>> START TEXT BLOCK

By late October, the meadow at Cranberry Creek had turned November brown as plants continued to produce seeds.
I did, though, find a few shy Smooth Asters (Symphyotrichum laeve) tucked beneath overhanging foliage, braving the cold with the last of its lavender blossoms.
During October: A Feast for Migrating Birds!
It’s hard for us to watch the palette of spring and summer fade – but birds? They love it! Warblers and other small visitors who spent their summer raising young in the cool northern reaches of Canada sailed into the park and found a feast! As did our year ’round resident birds.
One of my favorite partakers of fruits and seeds is the tiny Ruby-crowned Kinglet (Regulus calendula) who’s found its way here from around Hudson Bay in Canada – or even farther north. I seem to always miss seeing the ruby crown which the male shows when he’s excited. I guess the birds I’m seeing are either females or males that are just too calm!
One afternoon at Cranberry Lake, the park was filled with White-throated Sparrows (Zonotrichia albicollis). They whisked in and out of shrubs while dashing down into the grass in search of seeds. This one paused just long enough for me to see its yellow lores, the spots at the corner of its eyes. It may have arrived from the UP or the tip of the mitten on its way to points south – not quite as arduous a trip as some migrators have.
This “first winter” White-crowned Sparrow (Zonotrichia leucophrys) was probably born this summer. It will take on adult coloring when it molts next spring into its bright black and white crown that now is brown and gray. This one was feeding avidly ongoldenrod seed during its journey from northern Canada to somewhere south of Michigan.
One morning, far up the path in the shadow of trees, a small Hermit Thrush (Catharus guttatus) landed quickly, picked up a bug or fallen fruit from the grass, and took off. No photo. But here’s one from a previous year with its chocolate brown back and breast smudges. Too bad the Hermit Thrush doesn’t court its mate here, because its song has 3 different phrases with a pause between each. You can hear two versions of it here.
Our birding group saw other migratory birds enjoying the rest and sustenance provided by Cranberry Lake Park, but through our binoculars. They were too far away or too restless for me to capture them with the camera. The little Nashville Warbler (Oreothlypis ruficapilla) is making its way from Canada’s far north to Mexico or Central America. The Palm Warbler (Setophaga palmarum) stopped by on its journey from Canada to Florida or the Caribbean. And the Yellow-rumped Warbler (Setophaga coronata) has a comparatively short migration from northern Michigan or Canada to just south of Michigan. So as in all of our parks, Cranberry Lake offers much needed R&R for these small seasonal visitors.
During the bird walk, a Sharp-shinned Hawk (Accipiter striatus) swooped into the Hickory Lane on the west side of the park, perhaps chasing a songbird. It flew straight in front of us and quickly disappeared – we think without snagging the bird. Pretty exciting! Sharp-shinned Hawks are smaller and seen less often than the similar Cooper’s Hawk. They usually appear only during migration, so it’s probably headed south by now. Here’s a link to a photo at Cornell Lab.

>> END TEXT BLOCK
>> START DATA EXTRACT

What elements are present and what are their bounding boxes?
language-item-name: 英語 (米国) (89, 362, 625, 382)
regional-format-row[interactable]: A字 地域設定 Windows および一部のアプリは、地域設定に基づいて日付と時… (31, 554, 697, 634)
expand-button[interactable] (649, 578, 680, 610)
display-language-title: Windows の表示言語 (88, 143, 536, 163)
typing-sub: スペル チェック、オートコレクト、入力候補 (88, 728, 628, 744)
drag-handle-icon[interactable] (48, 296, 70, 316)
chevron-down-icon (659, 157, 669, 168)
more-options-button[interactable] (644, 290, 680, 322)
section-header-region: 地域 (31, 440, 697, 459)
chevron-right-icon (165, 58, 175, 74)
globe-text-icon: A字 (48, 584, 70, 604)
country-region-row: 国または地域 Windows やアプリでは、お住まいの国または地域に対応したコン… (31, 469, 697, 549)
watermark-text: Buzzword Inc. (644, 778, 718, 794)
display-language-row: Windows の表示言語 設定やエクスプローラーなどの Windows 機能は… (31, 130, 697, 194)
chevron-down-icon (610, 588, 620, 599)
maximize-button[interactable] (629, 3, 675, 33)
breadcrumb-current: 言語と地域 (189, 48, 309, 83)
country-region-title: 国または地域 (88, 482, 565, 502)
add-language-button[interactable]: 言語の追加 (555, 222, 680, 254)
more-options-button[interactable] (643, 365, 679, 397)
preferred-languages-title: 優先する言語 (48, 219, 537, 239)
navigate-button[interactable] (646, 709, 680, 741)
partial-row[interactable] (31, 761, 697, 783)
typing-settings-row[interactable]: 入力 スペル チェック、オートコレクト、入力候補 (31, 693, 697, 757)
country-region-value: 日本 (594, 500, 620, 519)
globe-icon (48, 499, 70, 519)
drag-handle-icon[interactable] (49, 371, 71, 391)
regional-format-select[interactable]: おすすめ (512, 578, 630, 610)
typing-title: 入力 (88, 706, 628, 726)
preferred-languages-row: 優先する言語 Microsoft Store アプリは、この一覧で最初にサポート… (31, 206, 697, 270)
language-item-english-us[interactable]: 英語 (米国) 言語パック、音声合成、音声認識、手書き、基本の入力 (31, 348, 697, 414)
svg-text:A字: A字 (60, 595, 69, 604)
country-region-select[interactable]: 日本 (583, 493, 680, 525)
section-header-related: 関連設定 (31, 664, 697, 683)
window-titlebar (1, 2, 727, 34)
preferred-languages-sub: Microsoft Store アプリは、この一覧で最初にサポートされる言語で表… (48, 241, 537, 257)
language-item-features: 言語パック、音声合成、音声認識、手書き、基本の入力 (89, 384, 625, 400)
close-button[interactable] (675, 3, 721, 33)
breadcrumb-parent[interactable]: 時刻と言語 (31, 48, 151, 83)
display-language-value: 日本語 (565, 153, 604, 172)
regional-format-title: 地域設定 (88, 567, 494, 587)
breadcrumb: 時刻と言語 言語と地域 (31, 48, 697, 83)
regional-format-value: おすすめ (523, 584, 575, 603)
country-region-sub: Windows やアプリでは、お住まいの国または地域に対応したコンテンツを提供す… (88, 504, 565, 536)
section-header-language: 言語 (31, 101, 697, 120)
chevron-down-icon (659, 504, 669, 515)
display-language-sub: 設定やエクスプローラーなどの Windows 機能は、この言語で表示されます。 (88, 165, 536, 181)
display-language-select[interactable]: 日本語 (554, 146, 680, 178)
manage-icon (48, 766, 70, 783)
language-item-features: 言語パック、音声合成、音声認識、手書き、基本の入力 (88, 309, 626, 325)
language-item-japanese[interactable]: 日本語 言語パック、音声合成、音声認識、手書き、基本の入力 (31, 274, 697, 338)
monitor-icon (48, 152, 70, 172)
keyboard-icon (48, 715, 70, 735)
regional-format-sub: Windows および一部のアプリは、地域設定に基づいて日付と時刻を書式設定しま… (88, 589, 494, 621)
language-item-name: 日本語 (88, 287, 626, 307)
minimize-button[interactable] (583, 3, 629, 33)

>> END DATA EXTRACT

From the passage on autumn birds at Cranberry Lake Park, list every bird that appears with its scientific name in parentheses, together with that scientific name.

SOLUTION TO THIS EXERCISE:
- Ruby-crowned Kinglet (Regulus calendula)
- White-throated Sparrow (Zonotrichia albicollis)
- White-crowned Sparrow (Zonotrichia leucophrys)
- Hermit Thrush (Catharus guttatus)
- Nashville Warbler (Oreothlypis ruficapilla)
- Palm Warbler (Setophaga palmarum)
- Yellow-rumped Warbler (Setophaga coronata)
- Sharp-shinned Hawk (Accipiter striatus)